MATERIAL SUPPLIED:
════════════════════
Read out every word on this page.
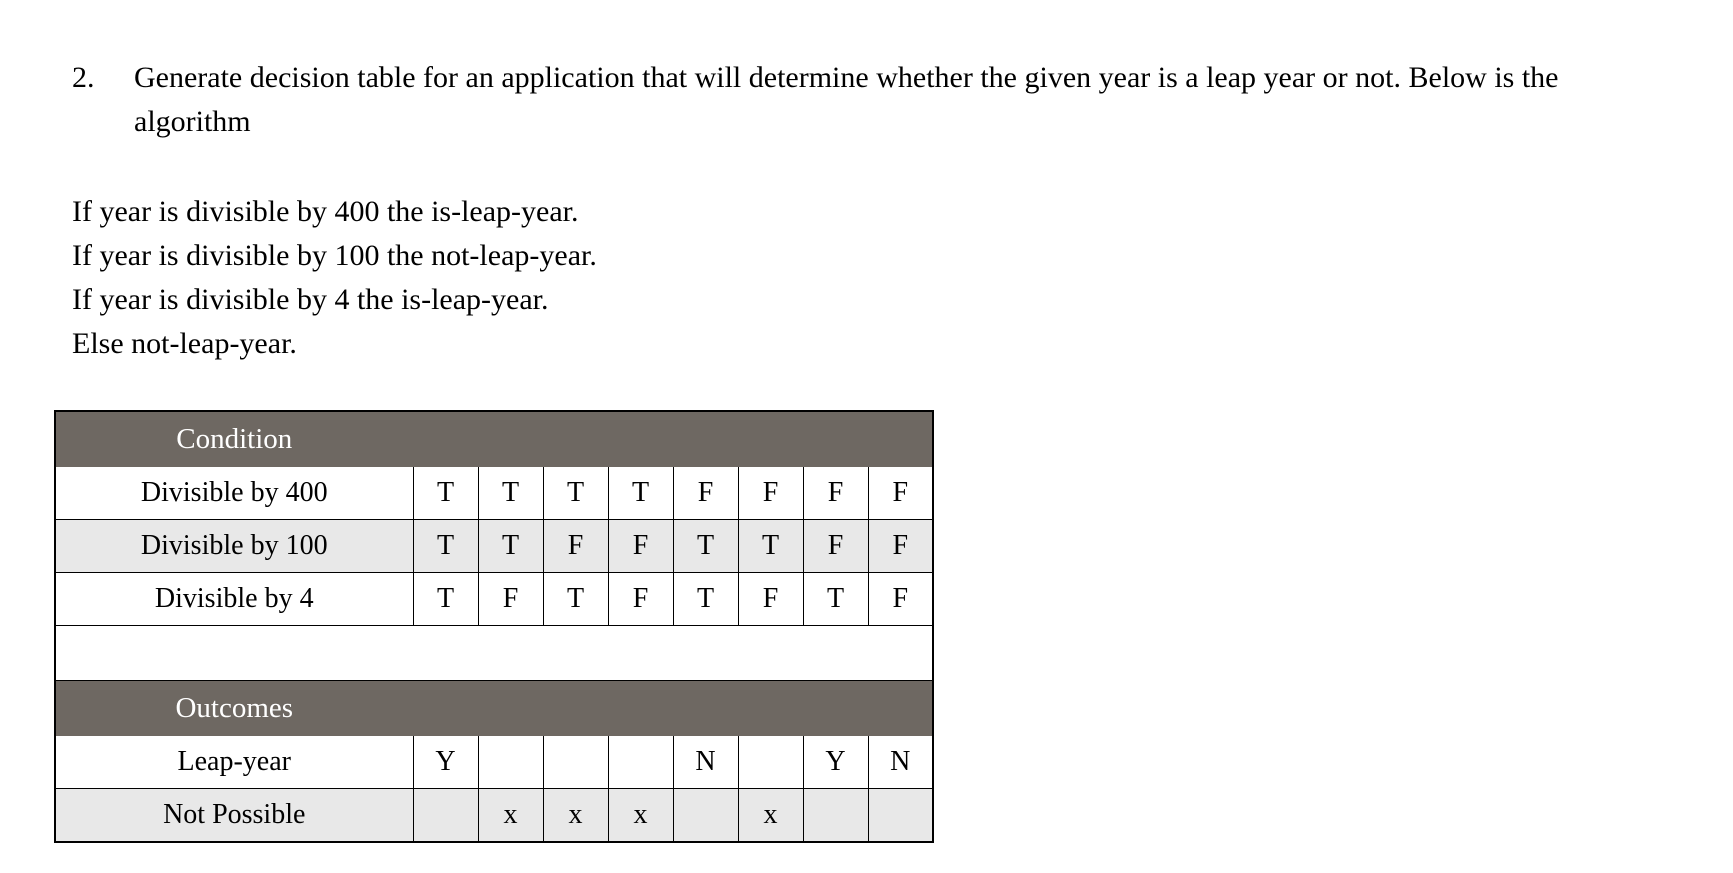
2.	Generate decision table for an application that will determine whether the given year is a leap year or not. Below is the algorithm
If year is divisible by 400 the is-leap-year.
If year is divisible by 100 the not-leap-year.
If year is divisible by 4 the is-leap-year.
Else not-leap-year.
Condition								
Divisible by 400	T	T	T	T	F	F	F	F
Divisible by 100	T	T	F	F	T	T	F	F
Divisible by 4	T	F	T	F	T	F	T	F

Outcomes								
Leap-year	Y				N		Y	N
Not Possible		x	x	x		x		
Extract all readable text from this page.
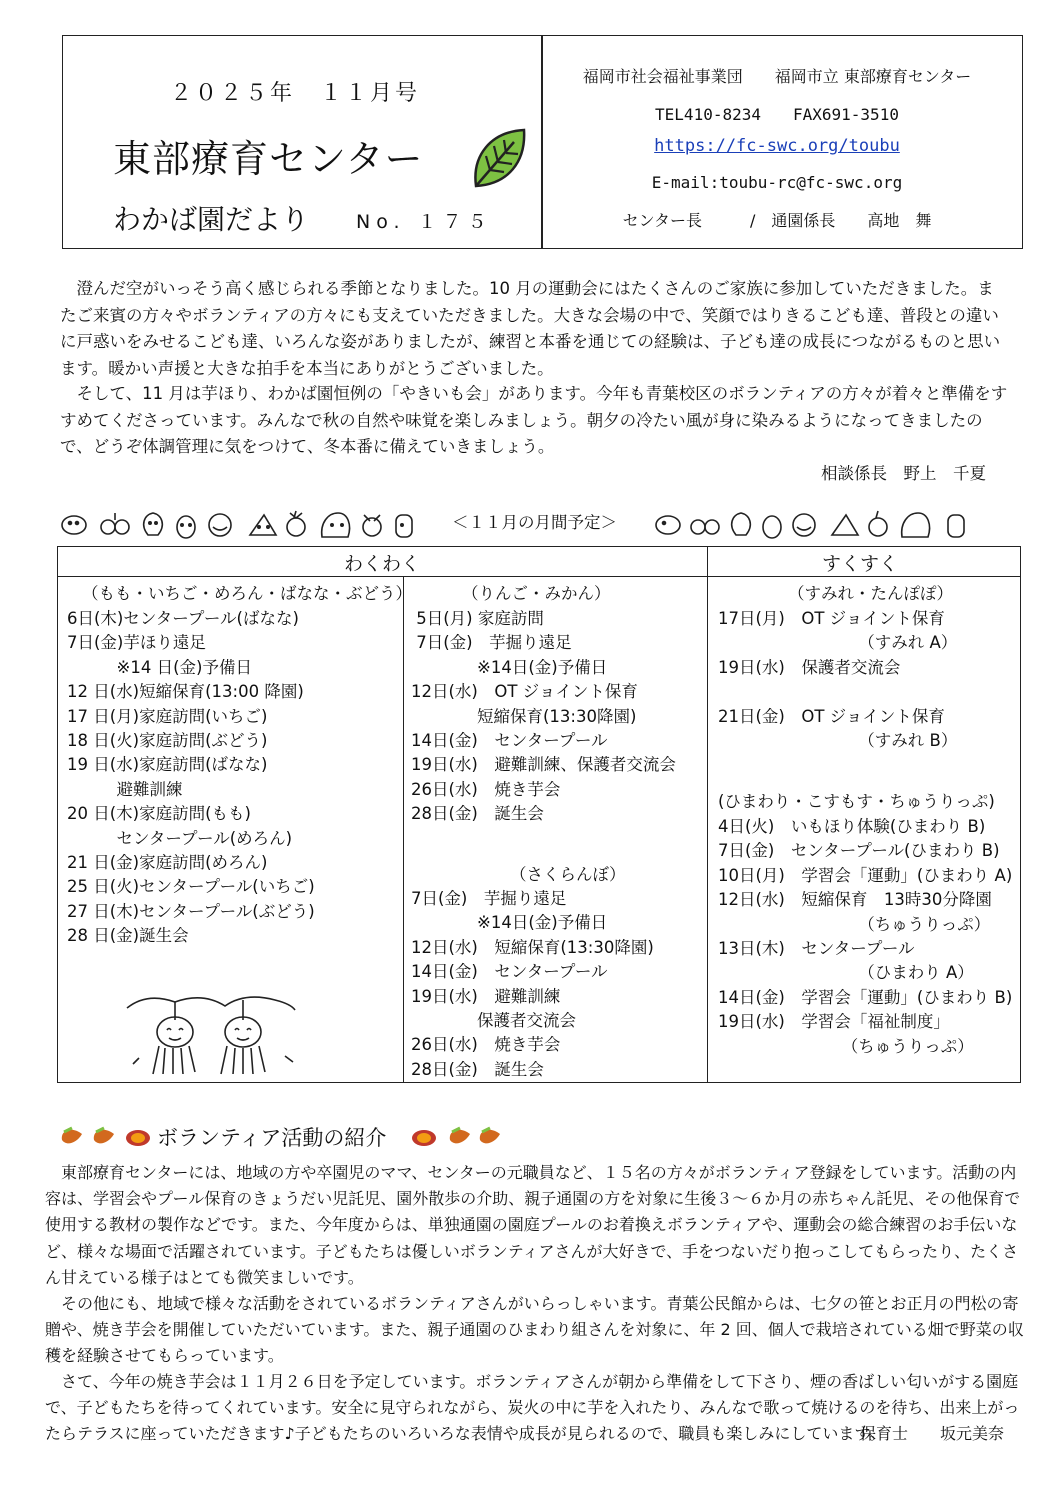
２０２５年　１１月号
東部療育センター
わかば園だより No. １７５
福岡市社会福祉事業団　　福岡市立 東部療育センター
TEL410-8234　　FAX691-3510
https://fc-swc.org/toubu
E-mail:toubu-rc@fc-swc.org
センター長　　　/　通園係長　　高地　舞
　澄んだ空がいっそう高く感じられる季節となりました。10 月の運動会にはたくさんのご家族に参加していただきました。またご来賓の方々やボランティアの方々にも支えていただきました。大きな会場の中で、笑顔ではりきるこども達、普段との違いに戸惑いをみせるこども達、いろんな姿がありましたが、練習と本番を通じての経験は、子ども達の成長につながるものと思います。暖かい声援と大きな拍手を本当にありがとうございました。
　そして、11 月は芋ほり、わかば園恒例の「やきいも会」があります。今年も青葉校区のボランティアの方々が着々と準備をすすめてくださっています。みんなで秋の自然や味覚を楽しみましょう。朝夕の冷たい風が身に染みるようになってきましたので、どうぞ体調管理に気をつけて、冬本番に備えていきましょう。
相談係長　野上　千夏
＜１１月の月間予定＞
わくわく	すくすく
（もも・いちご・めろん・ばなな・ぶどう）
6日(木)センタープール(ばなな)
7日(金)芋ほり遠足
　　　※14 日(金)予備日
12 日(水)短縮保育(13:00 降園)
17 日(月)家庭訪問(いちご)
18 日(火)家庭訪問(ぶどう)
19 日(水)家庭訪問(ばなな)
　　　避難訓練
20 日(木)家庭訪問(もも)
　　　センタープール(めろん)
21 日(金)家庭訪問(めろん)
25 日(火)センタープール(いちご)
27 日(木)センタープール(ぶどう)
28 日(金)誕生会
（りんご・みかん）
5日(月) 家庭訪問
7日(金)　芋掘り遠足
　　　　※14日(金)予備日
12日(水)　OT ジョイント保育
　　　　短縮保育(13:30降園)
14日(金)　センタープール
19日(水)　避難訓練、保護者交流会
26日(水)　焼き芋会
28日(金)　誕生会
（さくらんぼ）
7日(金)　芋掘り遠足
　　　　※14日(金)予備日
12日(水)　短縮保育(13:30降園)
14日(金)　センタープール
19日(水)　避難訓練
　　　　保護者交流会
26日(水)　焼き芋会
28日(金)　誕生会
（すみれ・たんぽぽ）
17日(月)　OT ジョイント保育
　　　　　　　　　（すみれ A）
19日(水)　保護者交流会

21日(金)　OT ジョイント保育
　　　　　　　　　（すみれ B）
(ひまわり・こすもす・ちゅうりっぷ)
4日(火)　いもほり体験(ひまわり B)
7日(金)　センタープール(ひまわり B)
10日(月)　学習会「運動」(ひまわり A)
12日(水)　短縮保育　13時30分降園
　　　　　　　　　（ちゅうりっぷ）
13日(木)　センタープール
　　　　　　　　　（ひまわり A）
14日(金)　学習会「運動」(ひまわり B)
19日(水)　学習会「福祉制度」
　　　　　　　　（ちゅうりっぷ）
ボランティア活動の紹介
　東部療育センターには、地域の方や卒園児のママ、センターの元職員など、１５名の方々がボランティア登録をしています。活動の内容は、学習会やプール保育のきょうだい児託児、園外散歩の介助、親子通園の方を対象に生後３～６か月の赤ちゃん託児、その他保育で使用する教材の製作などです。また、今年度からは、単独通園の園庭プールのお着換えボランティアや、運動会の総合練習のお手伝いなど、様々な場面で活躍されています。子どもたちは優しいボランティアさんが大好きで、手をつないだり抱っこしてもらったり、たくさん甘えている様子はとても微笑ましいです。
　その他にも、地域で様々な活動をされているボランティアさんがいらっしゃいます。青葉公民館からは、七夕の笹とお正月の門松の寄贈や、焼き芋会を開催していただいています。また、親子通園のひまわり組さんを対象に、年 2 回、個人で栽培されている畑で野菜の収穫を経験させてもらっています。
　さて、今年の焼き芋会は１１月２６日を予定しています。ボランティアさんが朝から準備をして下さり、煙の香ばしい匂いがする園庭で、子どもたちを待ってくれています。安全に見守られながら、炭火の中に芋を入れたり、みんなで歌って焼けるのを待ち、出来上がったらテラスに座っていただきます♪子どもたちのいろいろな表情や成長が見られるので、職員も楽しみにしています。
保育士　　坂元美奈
════════════════════
Using the data above, write out every line exactly, leaving the images behind.

Read out every word on this page.
2.	Generate decision table for an application that will determine whether the given year is a leap year or not. Below is the algorithm
If year is divisible by 400 the is-leap-year.
If year is divisible by 100 the not-leap-year.
If year is divisible by 4 the is-leap-year.
Else not-leap-year.
Condition								
Divisible by 400	T	T	T	T	F	F	F	F
Divisible by 100	T	T	F	F	T	T	F	F
Divisible by 4	T	F	T	F	T	F	T	F

Outcomes								
Leap-year	Y				N		Y	N
Not Possible		x	x	x		x		
Extract all readable text from this page.
２０２５年　１１月号
東部療育センター
わかば園だより No. １７５
福岡市社会福祉事業団　　福岡市立 東部療育センター
TEL410-8234　　FAX691-3510
https://fc-swc.org/toubu
E-mail:toubu-rc@fc-swc.org
センター長　　　/　通園係長　　高地　舞
　澄んだ空がいっそう高く感じられる季節となりました。10 月の運動会にはたくさんのご家族に参加していただきました。またご来賓の方々やボランティアの方々にも支えていただきました。大きな会場の中で、笑顔ではりきるこども達、普段との違いに戸惑いをみせるこども達、いろんな姿がありましたが、練習と本番を通じての経験は、子ども達の成長につながるものと思います。暖かい声援と大きな拍手を本当にありがとうございました。
　そして、11 月は芋ほり、わかば園恒例の「やきいも会」があります。今年も青葉校区のボランティアの方々が着々と準備をすすめてくださっています。みんなで秋の自然や味覚を楽しみましょう。朝夕の冷たい風が身に染みるようになってきましたので、どうぞ体調管理に気をつけて、冬本番に備えていきましょう。
相談係長　野上　千夏
＜１１月の月間予定＞
わくわく	すくすく
（もも・いちご・めろん・ばなな・ぶどう）
6日(木)センタープール(ばなな)
7日(金)芋ほり遠足
　　　※14 日(金)予備日
12 日(水)短縮保育(13:00 降園)
17 日(月)家庭訪問(いちご)
18 日(火)家庭訪問(ぶどう)
19 日(水)家庭訪問(ばなな)
　　　避難訓練
20 日(木)家庭訪問(もも)
　　　センタープール(めろん)
21 日(金)家庭訪問(めろん)
25 日(火)センタープール(いちご)
27 日(木)センタープール(ぶどう)
28 日(金)誕生会
（りんご・みかん）
5日(月) 家庭訪問
7日(金)　芋掘り遠足
　　　　※14日(金)予備日
12日(水)　OT ジョイント保育
　　　　短縮保育(13:30降園)
14日(金)　センタープール
19日(水)　避難訓練、保護者交流会
26日(水)　焼き芋会
28日(金)　誕生会
（さくらんぼ）
7日(金)　芋掘り遠足
　　　　※14日(金)予備日
12日(水)　短縮保育(13:30降園)
14日(金)　センタープール
19日(水)　避難訓練
　　　　保護者交流会
26日(水)　焼き芋会
28日(金)　誕生会
（すみれ・たんぽぽ）
17日(月)　OT ジョイント保育
　　　　　　　　　（すみれ A）
19日(水)　保護者交流会

21日(金)　OT ジョイント保育
　　　　　　　　　（すみれ B）
(ひまわり・こすもす・ちゅうりっぷ)
4日(火)　いもほり体験(ひまわり B)
7日(金)　センタープール(ひまわり B)
10日(月)　学習会「運動」(ひまわり A)
12日(水)　短縮保育　13時30分降園
　　　　　　　　　（ちゅうりっぷ）
13日(木)　センタープール
　　　　　　　　　（ひまわり A）
14日(金)　学習会「運動」(ひまわり B)
19日(水)　学習会「福祉制度」
　　　　　　　　（ちゅうりっぷ）
ボランティア活動の紹介
　東部療育センターには、地域の方や卒園児のママ、センターの元職員など、１５名の方々がボランティア登録をしています。活動の内容は、学習会やプール保育のきょうだい児託児、園外散歩の介助、親子通園の方を対象に生後３～６か月の赤ちゃん託児、その他保育で使用する教材の製作などです。また、今年度からは、単独通園の園庭プールのお着換えボランティアや、運動会の総合練習のお手伝いなど、様々な場面で活躍されています。子どもたちは優しいボランティアさんが大好きで、手をつないだり抱っこしてもらったり、たくさん甘えている様子はとても微笑ましいです。
　その他にも、地域で様々な活動をされているボランティアさんがいらっしゃいます。青葉公民館からは、七夕の笹とお正月の門松の寄贈や、焼き芋会を開催していただいています。また、親子通園のひまわり組さんを対象に、年 2 回、個人で栽培されている畑で野菜の収穫を経験させてもらっています。
　さて、今年の焼き芋会は１１月２６日を予定しています。ボランティアさんが朝から準備をして下さり、煙の香ばしい匂いがする園庭で、子どもたちを待ってくれています。安全に見守られながら、炭火の中に芋を入れたり、みんなで歌って焼けるのを待ち、出来上がったらテラスに座っていただきます♪子どもたちのいろいろな表情や成長が見られるので、職員も楽しみにしています。
保育士　　坂元美奈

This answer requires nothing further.